EJERCICIO 1: ¿Puedes reproducir sin cambios el pasaje del texto sobre la intelectualidad política que empieza en "El mundo democrático" y termina en "para la sociedad."?
EJERCICIO 2: ¿Cómo seguiría el texto sobre la intelectualidad política a partir de donde se detiene? Redacta la continuación.

En el ambiente global se percibe una escasa presencia de intelectualidad política. En República Dominicana (al igual que en todas partes donde existe), esa realidad impacta a la democracia en forma negativa, presentando ineficiencia sistémica.
La democracia es una forma de vida que debe ser asumida por la ciudadanía a través del ejercicio de sus derechos y deberes, pero, como la mayoría abrumadora de las personas vive asumiendo roles que les mantienen alejados de la realidad social, entonces, se hacen necesarias figuras trascendentes, las que en forma periódica y constante observan el contexto de cada panorama o situación que pueda afectar la vida democrática, levantando sus voces de advertencia y afectando el confort en que se desenvuelve la sociedad.
Esta es una forma efectiva (como mecanismo del sistema), para evitar males mayores al todo social y preservar el orden establecido por las reglas del juego democrático.
El mundo democrático no puede olvidar sus cimientos éticos, porque ellos, desde las normas establecidas y desde la conciencia particular, sustentan la convivencia social, la dignidad y el necesario decoro, que no solo se refiere a la honra, al honor, o al crédito socio-moral de alguien, sino a cómo el ciudadano que lo asume, hace las cosas en la vida diaria con efecto de doble vía (es decir), externo en el contexto social e interno en su conciencia.
Tomando como muestra la nación en que nos tocó nacer, añoro la presencia de Bosch, de Balaguer y Peña Gómez, entre otros, con sus argumentaciones políticas de gran contenido formativo para la sociedad.
Los intelectuales del mundo político poseen cualidades especiales para ejercer vigilancia sistémica, y es un mecanismo que sirve de sustento ideológico a cualquier sistema de gobierno, por ejemplo, las acciones de Núñez de Cáceres y Bobadilla, intelectuales que ejercieron mucha influencia en la época en que vivieron, uno en el periodo pre republicano y el otro en la época de la república.
Antes y después que estos dos destacados personajes históricos existieran, se destacaron Antonio Sánchez Valverde y Andrés López de Medrano, entre otros que siguieron sus derroteros.
Tanto en el siglo XIX como en el XX, el país disfrutó de una pléyade de grandes intelectuales que ayudaron en la formación cultural de la nación, fue un verdadero núcleo de intelectuales de gran pensamiento social y político, encabezado por Enrique Dechamps, Pedro Francisco Bonó, José Ramón López, el arzobispo Meriño, en la fase restauradora y los Henríquez, en los inicios de la modernidad dominicana de principios del siglo XX, sumado el nacionalista urbano Manuel Arturo Peña Batlle.

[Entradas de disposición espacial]

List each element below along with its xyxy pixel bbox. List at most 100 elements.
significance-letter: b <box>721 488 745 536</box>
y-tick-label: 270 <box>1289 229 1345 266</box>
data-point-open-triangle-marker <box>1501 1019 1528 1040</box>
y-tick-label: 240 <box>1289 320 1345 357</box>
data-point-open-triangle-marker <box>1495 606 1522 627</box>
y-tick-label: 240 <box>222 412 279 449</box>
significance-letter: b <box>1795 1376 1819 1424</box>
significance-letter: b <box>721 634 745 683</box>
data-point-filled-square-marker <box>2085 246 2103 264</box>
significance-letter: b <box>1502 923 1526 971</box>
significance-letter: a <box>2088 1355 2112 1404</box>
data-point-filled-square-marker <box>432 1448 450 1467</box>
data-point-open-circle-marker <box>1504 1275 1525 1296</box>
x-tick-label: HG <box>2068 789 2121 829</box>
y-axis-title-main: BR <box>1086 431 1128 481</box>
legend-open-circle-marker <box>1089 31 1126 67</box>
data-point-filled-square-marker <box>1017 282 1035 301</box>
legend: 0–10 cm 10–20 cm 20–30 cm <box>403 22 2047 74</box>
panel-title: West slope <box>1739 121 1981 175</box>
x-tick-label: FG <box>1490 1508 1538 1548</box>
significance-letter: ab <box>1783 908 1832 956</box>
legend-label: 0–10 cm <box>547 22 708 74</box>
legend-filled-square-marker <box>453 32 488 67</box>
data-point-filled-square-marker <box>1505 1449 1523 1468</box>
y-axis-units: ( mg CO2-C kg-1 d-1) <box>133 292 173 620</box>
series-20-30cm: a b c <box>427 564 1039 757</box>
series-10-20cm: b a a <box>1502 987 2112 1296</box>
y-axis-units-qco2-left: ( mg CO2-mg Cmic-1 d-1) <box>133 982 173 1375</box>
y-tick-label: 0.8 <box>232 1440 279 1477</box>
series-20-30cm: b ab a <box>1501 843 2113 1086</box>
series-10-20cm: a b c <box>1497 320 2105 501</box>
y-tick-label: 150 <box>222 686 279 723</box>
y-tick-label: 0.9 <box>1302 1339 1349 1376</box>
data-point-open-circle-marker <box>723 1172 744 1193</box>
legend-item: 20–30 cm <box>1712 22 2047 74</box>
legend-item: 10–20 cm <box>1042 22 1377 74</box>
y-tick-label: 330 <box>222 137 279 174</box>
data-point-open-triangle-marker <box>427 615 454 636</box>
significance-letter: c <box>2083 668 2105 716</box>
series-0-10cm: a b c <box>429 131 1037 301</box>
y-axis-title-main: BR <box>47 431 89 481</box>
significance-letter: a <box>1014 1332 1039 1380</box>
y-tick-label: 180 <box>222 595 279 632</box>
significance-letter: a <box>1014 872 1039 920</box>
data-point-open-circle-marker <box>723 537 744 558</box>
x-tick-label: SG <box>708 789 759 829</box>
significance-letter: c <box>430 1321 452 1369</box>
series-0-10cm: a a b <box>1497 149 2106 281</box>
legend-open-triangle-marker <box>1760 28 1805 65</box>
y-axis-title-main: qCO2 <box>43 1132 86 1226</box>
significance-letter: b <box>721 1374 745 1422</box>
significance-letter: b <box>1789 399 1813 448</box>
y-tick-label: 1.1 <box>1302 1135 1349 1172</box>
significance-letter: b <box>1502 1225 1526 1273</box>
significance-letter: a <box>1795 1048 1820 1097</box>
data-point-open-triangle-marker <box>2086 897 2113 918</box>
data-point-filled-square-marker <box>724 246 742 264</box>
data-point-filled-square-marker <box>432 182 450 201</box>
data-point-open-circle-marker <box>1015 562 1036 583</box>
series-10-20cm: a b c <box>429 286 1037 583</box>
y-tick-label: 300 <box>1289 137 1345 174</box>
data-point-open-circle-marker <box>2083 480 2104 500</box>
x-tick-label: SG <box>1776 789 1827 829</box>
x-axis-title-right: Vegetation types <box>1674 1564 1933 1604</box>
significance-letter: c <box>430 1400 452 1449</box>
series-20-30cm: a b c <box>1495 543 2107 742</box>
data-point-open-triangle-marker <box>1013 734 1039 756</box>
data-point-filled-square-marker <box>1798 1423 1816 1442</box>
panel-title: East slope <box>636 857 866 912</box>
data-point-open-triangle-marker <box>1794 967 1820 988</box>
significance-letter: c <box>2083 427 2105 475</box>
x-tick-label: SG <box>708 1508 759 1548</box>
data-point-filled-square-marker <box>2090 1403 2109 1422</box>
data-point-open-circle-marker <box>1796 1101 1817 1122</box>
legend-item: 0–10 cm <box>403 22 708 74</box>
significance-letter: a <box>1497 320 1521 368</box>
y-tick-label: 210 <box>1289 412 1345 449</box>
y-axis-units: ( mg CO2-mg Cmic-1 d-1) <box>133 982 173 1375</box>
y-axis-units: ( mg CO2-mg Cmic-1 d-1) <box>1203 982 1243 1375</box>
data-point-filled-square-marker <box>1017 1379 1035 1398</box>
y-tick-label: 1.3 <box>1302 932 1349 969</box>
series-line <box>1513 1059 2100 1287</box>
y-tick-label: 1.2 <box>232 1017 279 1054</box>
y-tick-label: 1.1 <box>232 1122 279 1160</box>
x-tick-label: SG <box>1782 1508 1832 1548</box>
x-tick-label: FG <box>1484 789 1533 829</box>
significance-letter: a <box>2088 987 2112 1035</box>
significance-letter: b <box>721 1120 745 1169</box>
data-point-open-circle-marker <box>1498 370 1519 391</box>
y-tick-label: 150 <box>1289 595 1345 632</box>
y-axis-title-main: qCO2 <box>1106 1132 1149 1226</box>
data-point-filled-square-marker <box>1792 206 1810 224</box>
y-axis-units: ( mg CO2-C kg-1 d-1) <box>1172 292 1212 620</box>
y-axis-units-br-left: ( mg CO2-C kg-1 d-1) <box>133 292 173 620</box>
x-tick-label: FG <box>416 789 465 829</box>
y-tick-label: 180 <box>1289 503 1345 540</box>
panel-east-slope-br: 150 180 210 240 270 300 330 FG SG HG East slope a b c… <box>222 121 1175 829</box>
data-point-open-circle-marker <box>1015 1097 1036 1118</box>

RESPUESTA 1:
El mundo democrático no puede olvidar sus cimientos éticos, porque ellos, desde las normas establecidas y desde la conciencia particular, sustentan la convivencia social, la dignidad y el necesario decoro, que no solo se refiere a la honra, al honor, o al crédito socio-moral de alguien, sino a cómo el ciudadano que lo asume, hace las cosas en la vida diaria con efecto de doble vía (es decir), externo en el contexto social e interno en su conciencia.
Tomando como muestra la nación en que nos tocó nacer, añoro la presencia de Bosch, de Balaguer y Peña Gómez, entre otros, con sus argumentaciones políticas de gran contenido formativo para la sociedad.

RESPUESTA 2:
Se supone que la condición intelectual posee un pensamiento critico frente al sentido común y los marcos lógicos dominantes, incluidas las que se ejercen desde la supuesta contrahegemonía.
La ausencia de políticos intelectuales y de intelectuales al servicio de la política es un peligro para el régimen democrático, porque los sistemas de gobierno necesitan ser alimentados por las ideas, las iniciativas y la actualización, como una forma de auto protección social, frente a la realidad de hoy, en que la posverdad agrede todo vestigio de seguridad.
Es tiempo de tener cuidado ante la complejidad del contexto social actual, que cuestiona la producción de ideas y camina por las vías del facilismo.
Nos encontramos ante un mundo, en donde la objetividad es descalificada por inflencers que desacreditan el pensamiento crítico a través de las redes, convirtiendo al intelectual en pieza de museo.
La intelectualidad latinoamericana ha sido y es, salvando excepciones, predominantemente ideológica. A la vez, la adhesión ideológica es un obstáculo para el desarrollo del pensamiento político, pues las ideologías son sistemas cerrados de pensamientos. Encerradas dentro de una ideología, los medios del pensamiento que son los conceptos experimentan un proceso de petrificación que es necesario sólo para la conservación del sistema ideológico. En un sentido inverso, la práctica política sólo puede tener lugar en un espacio donde ocurren acontecimientos que, al serlo tales, son siempre nuevos e imprevisibles, y por lo mismo, tienden a alterar los sistemas ideológicos. Frente a los acontecimientos, los llamados actores toman posiciones y ordenan filas unos frente a otros, teniendo lugar diferentes conflictos que para ser políticos han de ser gramaticalmente configurados. Para el pensamiento ideológico, en cambio, las posiciones ya están ordenadas antes de que aparezcan los acontecimientos, de los cuales las ideologías toman nota sólo si caben en el orden de sus sistemas.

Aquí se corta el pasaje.